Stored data
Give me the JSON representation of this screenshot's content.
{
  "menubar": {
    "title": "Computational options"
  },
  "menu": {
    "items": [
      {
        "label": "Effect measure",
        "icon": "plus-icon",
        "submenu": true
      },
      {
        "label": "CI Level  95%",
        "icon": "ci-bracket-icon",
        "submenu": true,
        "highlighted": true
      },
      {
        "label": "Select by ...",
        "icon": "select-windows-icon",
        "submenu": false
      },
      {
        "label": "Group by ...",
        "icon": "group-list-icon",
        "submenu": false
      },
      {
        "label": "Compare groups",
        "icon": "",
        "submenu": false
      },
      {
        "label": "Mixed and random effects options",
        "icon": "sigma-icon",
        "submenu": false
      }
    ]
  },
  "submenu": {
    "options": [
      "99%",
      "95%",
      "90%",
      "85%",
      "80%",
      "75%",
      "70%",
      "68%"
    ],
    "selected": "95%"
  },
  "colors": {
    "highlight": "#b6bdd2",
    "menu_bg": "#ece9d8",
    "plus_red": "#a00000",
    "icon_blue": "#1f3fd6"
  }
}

- Work to complete
Locate all lines that include the word "true" and copy them out.

- Expected answer
        "submenu": true
        "submenu": true,
        "highlighted": true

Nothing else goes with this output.